What is required »
Show each line that has the string "Free" in it.

_ _ _ _ _

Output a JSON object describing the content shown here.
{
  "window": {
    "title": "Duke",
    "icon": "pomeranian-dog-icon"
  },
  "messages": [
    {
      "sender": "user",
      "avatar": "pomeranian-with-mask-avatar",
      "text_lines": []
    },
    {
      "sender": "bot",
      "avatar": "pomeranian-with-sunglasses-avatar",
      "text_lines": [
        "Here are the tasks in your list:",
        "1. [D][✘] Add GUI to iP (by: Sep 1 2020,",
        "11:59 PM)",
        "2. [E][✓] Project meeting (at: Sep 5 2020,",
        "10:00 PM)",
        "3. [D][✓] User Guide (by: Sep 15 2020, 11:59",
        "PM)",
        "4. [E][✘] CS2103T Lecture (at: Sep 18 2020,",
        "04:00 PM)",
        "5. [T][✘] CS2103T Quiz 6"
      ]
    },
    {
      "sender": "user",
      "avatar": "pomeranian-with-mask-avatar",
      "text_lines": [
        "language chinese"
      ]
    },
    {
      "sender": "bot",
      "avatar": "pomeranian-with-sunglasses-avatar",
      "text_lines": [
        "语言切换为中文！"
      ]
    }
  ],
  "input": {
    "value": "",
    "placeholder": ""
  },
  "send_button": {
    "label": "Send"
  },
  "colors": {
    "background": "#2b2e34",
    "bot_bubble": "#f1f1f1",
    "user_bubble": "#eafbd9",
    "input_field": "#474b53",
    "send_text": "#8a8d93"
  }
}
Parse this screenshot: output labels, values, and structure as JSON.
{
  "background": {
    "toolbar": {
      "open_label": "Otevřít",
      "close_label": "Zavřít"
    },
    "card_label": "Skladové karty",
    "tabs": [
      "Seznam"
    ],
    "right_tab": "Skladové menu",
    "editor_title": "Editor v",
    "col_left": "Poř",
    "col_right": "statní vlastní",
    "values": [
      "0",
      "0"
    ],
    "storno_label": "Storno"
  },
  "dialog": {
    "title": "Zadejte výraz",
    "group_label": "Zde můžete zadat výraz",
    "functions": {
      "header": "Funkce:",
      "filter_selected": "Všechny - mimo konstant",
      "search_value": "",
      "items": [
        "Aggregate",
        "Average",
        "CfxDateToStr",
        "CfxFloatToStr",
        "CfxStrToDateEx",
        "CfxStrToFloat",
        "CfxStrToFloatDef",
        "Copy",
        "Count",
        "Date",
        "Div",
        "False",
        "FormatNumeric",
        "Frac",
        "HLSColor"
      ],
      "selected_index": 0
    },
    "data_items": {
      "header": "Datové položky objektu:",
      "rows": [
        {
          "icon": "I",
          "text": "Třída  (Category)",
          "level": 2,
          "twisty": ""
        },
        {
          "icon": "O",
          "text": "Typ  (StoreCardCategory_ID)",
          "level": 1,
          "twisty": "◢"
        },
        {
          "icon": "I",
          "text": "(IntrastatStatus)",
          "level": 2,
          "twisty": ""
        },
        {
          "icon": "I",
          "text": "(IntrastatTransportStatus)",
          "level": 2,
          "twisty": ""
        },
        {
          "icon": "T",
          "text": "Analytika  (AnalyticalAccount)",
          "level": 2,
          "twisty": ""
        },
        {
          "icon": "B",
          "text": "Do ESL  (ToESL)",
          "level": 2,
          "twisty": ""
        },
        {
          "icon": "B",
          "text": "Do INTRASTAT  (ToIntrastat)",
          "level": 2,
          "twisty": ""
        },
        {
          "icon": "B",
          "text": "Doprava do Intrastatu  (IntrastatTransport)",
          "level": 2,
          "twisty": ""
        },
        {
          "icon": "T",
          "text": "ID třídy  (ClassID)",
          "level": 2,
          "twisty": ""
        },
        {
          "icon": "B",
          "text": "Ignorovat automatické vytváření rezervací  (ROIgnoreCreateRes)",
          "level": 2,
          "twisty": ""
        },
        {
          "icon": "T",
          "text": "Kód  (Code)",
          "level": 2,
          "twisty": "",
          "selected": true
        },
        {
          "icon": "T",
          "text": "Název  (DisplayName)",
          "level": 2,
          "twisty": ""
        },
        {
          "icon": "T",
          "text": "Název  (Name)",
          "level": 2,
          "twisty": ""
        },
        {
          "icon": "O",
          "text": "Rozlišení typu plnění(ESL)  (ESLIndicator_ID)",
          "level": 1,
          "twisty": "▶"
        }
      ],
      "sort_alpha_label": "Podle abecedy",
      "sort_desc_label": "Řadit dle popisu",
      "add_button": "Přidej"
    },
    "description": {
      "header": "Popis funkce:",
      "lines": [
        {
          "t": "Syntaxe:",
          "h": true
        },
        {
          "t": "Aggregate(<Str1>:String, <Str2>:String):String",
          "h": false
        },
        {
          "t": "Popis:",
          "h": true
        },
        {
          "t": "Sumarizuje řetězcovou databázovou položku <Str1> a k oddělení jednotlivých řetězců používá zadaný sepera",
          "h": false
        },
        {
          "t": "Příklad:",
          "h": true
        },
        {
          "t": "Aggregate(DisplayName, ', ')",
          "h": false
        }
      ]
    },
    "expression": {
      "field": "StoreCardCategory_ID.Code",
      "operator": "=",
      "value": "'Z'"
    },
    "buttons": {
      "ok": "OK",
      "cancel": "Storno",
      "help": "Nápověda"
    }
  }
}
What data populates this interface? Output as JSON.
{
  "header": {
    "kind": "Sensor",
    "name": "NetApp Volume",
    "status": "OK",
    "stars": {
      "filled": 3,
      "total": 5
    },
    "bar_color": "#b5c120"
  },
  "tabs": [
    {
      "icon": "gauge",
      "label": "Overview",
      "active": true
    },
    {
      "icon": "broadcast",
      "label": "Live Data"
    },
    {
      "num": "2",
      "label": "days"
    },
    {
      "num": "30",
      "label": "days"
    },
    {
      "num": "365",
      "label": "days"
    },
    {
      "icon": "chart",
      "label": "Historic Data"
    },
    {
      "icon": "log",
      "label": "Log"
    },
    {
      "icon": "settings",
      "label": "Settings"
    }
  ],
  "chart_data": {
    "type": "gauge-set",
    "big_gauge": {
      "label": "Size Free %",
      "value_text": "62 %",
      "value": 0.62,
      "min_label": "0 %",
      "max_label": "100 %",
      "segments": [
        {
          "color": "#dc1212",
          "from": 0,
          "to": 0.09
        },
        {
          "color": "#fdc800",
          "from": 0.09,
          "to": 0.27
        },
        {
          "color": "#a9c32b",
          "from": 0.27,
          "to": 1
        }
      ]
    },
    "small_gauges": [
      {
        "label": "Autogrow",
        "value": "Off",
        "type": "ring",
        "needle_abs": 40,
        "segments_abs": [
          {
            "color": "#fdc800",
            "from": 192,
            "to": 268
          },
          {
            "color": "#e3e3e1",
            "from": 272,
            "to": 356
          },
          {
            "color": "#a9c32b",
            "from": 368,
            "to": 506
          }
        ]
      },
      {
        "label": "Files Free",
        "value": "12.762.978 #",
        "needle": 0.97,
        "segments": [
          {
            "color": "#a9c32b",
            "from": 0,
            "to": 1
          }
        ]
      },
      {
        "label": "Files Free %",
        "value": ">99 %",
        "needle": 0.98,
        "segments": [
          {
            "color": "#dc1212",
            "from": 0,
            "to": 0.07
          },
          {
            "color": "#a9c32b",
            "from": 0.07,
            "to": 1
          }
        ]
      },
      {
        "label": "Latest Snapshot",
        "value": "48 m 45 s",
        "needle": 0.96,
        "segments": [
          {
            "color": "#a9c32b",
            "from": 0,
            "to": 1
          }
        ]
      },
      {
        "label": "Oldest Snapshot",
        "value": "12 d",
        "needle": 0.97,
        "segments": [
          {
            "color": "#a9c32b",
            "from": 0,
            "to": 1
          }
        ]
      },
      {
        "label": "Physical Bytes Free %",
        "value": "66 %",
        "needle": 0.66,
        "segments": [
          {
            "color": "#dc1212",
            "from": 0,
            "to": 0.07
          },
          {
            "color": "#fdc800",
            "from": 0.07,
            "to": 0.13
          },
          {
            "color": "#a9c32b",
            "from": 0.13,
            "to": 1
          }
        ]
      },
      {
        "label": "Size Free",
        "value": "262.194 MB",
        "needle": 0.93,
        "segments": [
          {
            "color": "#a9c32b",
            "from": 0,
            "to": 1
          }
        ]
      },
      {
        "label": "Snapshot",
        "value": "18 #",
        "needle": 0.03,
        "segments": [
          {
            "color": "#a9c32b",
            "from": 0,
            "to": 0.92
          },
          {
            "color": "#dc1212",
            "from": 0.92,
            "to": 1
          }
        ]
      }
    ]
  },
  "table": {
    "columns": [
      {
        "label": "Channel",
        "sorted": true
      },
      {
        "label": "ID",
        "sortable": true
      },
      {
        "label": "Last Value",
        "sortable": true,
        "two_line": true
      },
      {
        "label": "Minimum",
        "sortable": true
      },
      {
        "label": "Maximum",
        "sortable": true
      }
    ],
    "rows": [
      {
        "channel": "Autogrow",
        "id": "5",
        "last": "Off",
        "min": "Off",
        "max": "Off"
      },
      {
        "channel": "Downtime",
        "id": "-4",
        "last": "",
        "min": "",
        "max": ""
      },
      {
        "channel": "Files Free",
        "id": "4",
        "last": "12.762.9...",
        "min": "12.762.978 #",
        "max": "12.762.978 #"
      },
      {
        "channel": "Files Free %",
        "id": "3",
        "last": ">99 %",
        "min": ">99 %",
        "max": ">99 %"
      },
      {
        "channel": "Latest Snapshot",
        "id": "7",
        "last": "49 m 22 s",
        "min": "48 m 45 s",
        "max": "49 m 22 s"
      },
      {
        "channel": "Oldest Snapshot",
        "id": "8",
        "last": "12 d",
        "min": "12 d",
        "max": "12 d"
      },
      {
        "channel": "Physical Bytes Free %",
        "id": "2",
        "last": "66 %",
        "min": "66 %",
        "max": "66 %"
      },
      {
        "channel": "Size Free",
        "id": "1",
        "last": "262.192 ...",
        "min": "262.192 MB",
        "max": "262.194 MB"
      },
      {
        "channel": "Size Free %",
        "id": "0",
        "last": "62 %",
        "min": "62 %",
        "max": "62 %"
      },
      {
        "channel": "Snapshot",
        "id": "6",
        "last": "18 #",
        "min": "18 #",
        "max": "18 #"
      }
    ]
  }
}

_ _ _ _ _

Output »
      "label": "Size Free %",
        "label": "Files Free",
        "label": "Files Free %",
        "label": "Physical Bytes Free %",
        "label": "Size Free",
        "channel": "Files Free",
        "channel": "Files Free %",
        "channel": "Physical Bytes Free %",
        "channel": "Size Free",
        "channel": "Size Free %",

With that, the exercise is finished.